[Direction]: Reply with only the number of lines that contain the string "behovet".
[start Records provided]
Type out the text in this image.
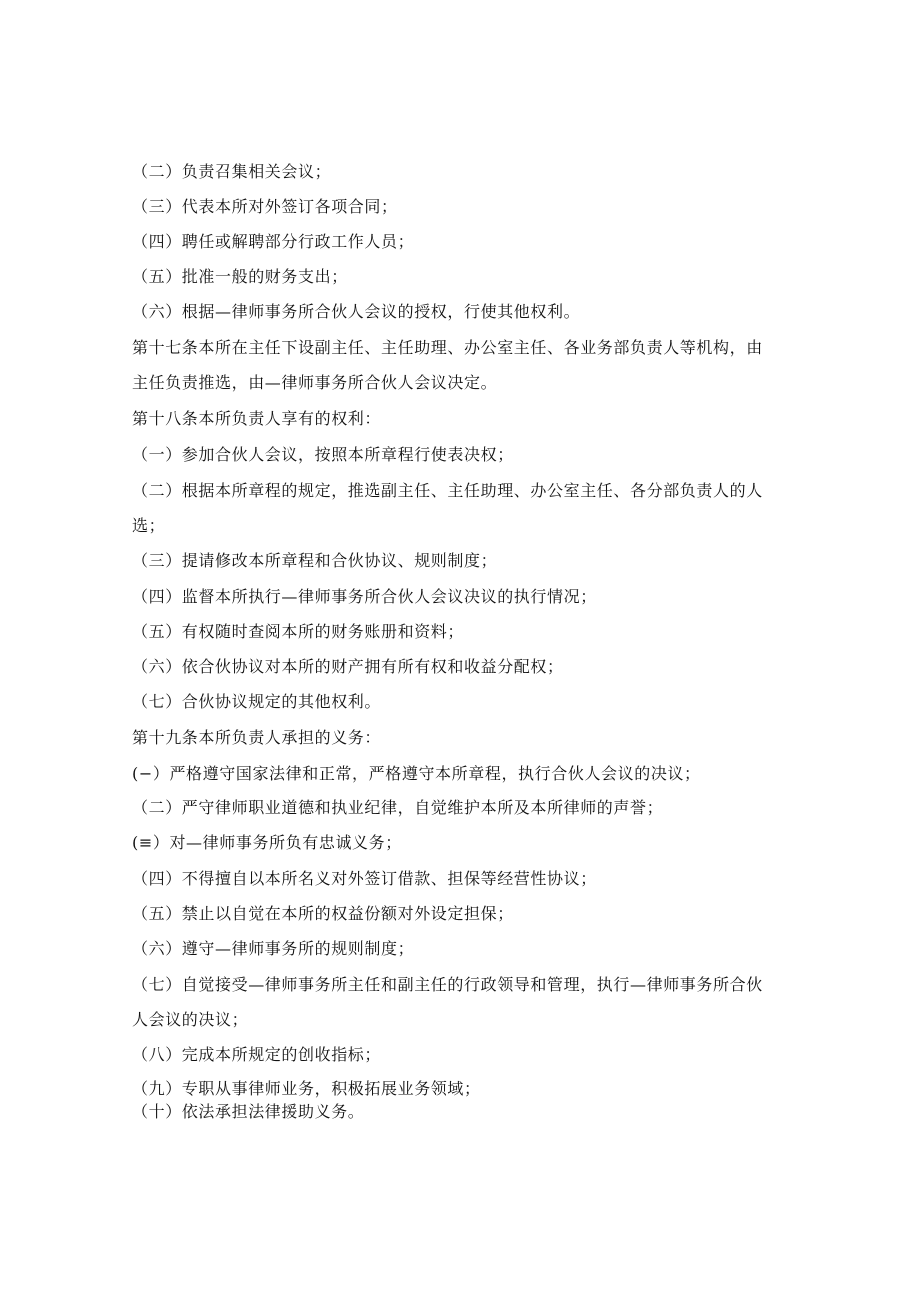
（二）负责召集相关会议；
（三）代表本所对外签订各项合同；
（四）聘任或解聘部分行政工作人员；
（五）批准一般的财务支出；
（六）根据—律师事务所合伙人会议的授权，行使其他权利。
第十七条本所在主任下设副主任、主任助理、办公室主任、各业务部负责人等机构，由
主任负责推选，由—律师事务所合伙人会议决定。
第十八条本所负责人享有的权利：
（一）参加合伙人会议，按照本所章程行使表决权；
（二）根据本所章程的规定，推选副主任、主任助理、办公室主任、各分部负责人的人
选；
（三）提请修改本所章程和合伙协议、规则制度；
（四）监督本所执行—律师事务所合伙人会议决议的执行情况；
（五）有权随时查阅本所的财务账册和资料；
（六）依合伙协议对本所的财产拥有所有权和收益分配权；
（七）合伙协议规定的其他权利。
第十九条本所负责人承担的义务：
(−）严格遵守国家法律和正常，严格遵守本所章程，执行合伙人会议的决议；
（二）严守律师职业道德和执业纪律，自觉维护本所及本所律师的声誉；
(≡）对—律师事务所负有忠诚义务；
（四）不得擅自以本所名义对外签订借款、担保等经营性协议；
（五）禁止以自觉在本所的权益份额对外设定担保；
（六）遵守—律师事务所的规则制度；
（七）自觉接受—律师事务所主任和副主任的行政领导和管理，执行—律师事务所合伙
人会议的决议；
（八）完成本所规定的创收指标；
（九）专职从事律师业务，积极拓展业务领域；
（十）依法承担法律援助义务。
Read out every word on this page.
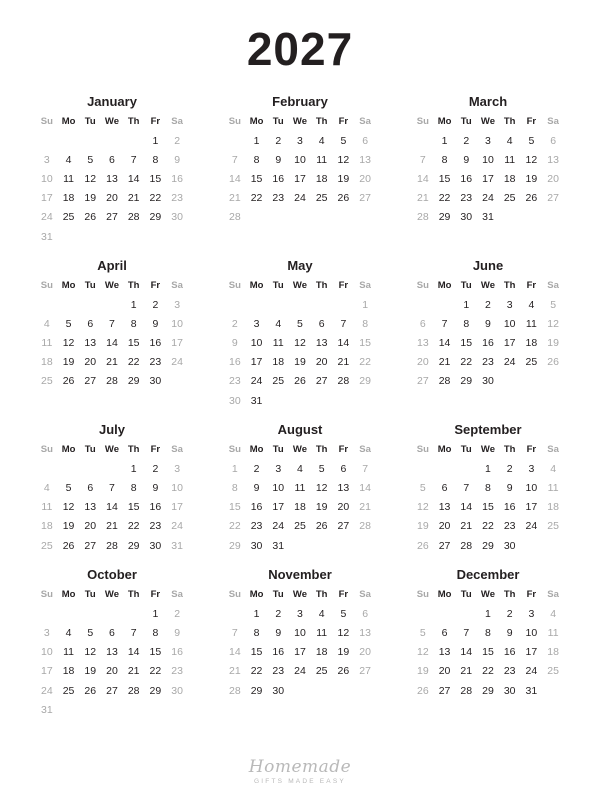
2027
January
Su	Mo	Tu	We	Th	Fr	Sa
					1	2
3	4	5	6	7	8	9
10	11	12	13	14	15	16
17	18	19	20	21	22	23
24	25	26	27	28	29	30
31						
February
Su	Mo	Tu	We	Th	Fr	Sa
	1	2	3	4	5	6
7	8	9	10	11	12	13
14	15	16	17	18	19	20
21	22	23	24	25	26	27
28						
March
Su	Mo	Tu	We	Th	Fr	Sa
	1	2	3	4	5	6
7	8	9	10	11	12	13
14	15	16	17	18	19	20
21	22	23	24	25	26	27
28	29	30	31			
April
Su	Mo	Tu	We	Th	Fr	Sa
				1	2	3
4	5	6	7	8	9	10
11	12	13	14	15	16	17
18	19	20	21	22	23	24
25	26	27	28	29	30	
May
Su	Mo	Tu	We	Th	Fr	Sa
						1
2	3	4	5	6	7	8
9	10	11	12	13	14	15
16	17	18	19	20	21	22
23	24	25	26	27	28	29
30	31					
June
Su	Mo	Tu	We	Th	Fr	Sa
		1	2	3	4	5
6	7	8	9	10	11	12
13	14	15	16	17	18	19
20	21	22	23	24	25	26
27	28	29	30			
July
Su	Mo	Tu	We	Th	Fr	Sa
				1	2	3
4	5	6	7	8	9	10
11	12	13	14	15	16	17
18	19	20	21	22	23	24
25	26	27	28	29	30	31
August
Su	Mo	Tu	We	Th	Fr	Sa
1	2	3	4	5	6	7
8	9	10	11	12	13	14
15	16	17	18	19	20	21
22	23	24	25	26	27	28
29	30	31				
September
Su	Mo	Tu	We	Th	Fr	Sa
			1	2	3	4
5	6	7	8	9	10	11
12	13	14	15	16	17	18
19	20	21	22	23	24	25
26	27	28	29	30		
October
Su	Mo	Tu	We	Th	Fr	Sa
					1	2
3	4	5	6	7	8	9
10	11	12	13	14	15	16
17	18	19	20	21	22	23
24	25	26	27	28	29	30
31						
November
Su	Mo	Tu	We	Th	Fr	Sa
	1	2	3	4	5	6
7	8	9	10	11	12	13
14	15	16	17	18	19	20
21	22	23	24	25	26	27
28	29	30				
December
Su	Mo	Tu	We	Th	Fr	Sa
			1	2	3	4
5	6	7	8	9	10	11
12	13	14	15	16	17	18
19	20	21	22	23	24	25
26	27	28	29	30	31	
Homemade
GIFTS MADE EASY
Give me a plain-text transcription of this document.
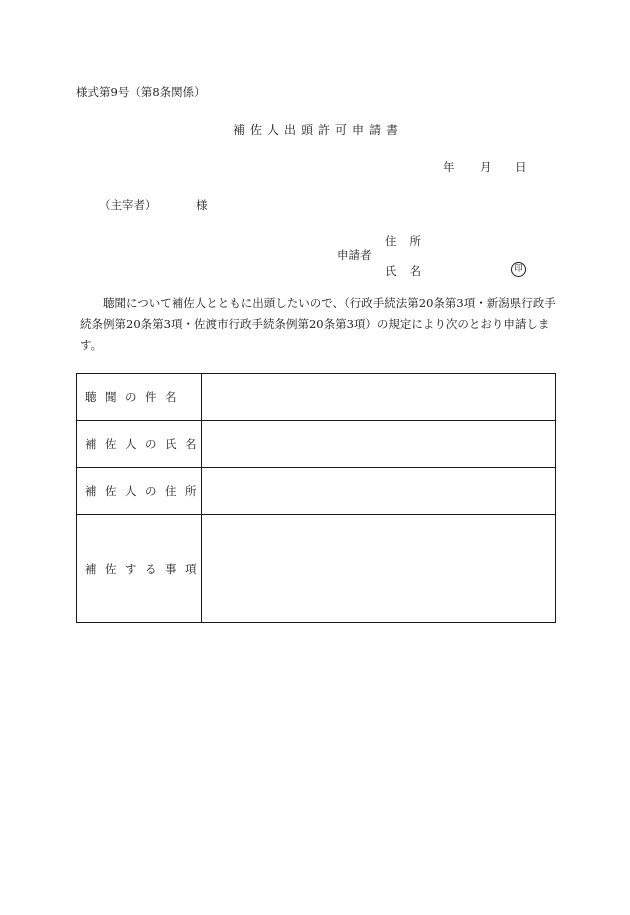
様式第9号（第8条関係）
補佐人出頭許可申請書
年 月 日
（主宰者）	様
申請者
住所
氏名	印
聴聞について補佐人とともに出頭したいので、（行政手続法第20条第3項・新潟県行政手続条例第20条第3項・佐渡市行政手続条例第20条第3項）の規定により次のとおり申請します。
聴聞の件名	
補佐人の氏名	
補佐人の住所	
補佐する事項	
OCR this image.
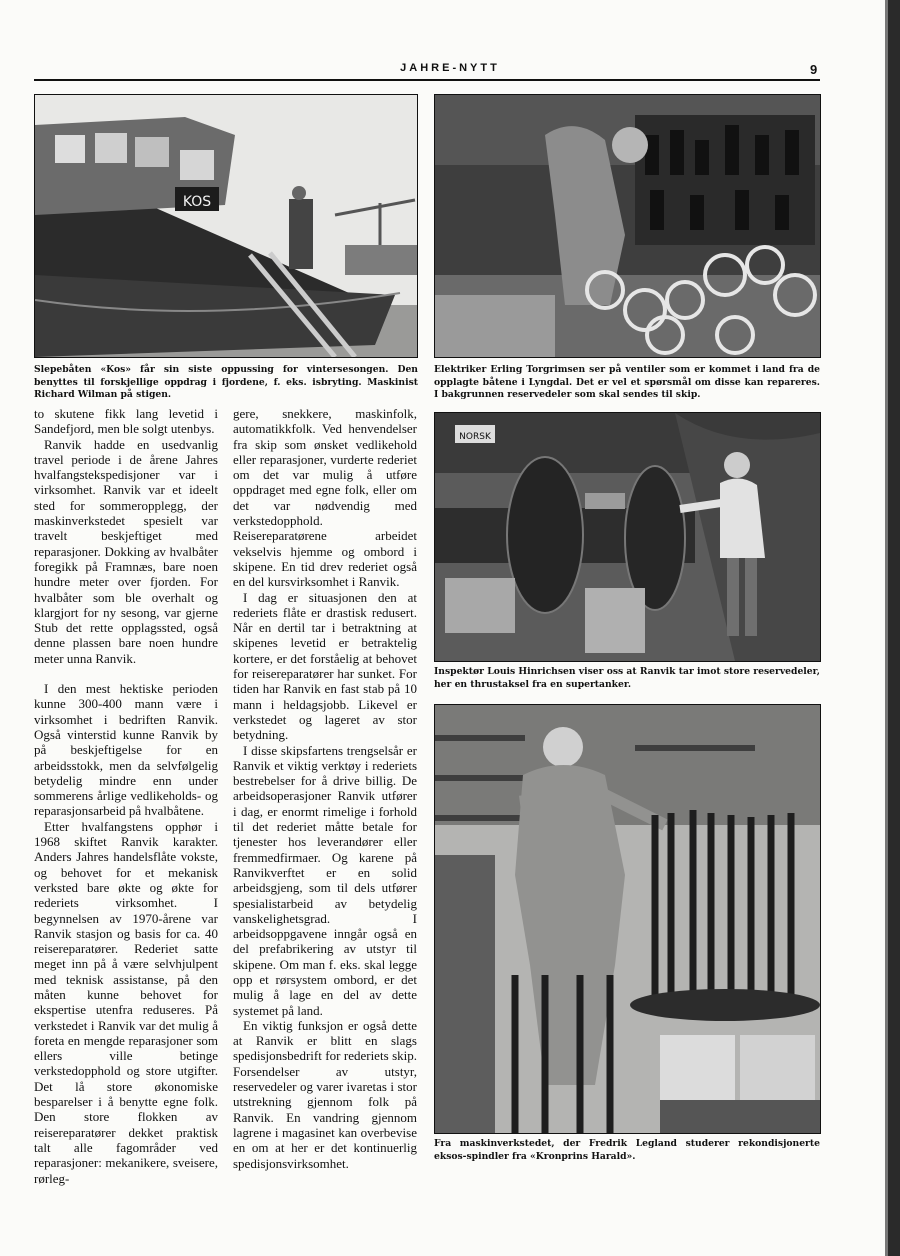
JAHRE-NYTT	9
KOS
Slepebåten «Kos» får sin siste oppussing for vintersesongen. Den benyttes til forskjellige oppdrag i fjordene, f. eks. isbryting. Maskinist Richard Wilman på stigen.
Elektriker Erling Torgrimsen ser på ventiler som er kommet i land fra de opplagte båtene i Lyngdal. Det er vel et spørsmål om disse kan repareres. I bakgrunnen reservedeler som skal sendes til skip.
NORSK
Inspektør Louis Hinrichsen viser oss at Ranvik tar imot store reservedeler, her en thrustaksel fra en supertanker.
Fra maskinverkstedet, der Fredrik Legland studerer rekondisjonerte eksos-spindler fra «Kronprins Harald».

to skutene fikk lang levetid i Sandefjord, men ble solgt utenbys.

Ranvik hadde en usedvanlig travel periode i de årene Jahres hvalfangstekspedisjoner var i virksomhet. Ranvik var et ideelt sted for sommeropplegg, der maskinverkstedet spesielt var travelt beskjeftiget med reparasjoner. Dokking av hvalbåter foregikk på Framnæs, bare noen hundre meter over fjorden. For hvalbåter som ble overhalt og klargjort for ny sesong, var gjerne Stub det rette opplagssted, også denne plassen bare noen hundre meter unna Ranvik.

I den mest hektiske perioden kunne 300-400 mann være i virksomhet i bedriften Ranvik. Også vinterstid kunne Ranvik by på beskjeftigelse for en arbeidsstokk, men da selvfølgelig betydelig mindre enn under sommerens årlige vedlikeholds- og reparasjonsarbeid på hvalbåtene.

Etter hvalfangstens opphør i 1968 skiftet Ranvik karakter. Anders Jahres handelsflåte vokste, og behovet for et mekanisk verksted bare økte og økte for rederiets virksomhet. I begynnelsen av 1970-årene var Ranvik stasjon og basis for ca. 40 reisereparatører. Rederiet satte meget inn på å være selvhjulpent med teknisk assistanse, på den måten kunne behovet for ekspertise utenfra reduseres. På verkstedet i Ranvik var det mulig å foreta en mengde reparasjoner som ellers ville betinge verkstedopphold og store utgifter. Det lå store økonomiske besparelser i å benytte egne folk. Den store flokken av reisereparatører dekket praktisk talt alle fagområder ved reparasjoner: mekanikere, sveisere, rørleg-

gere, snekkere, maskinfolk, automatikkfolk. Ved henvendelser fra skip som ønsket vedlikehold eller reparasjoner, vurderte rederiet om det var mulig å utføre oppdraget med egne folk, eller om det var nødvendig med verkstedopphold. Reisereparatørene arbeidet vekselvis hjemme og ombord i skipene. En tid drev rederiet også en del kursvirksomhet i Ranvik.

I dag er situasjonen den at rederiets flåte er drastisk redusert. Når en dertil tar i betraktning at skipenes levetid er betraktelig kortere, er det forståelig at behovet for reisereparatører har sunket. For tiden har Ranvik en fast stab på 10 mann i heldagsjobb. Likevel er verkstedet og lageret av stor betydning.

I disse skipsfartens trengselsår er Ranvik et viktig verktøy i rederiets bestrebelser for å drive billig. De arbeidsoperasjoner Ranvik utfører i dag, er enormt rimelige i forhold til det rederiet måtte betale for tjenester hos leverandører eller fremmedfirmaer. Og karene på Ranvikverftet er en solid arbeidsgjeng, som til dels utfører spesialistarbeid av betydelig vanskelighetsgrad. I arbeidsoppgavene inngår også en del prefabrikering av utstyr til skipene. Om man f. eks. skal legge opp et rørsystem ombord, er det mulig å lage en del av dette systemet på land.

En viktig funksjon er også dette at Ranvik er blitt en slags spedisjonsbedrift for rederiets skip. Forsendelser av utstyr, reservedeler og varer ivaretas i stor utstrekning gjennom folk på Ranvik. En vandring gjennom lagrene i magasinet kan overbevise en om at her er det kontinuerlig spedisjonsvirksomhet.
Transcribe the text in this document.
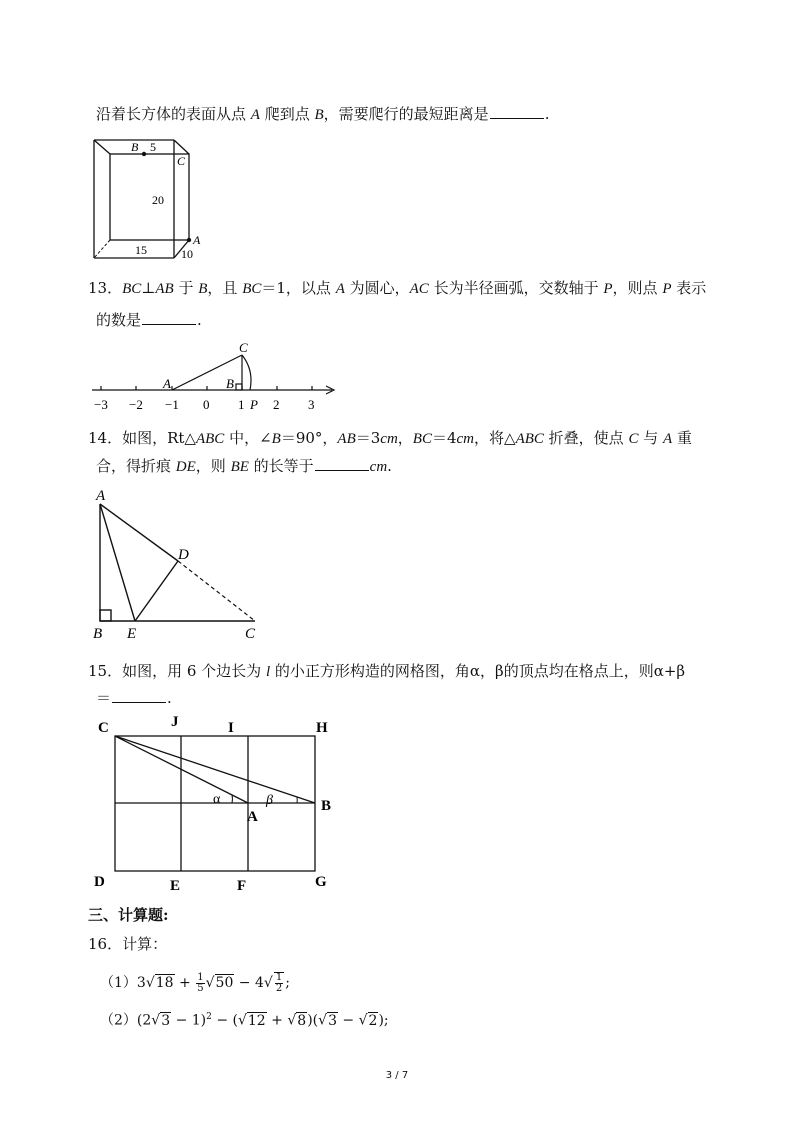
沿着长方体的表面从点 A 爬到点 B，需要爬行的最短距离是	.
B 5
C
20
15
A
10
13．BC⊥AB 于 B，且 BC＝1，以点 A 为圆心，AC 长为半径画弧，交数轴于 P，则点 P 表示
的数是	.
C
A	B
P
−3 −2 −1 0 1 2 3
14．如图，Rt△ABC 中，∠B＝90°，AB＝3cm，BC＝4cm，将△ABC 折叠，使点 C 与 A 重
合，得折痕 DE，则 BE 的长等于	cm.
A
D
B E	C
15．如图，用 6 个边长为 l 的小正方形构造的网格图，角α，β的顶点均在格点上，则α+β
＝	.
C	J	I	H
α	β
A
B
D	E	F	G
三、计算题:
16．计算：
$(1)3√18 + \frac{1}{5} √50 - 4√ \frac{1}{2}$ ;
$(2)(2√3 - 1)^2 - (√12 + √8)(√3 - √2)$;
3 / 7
[end Records provided]
[Written solution]: 2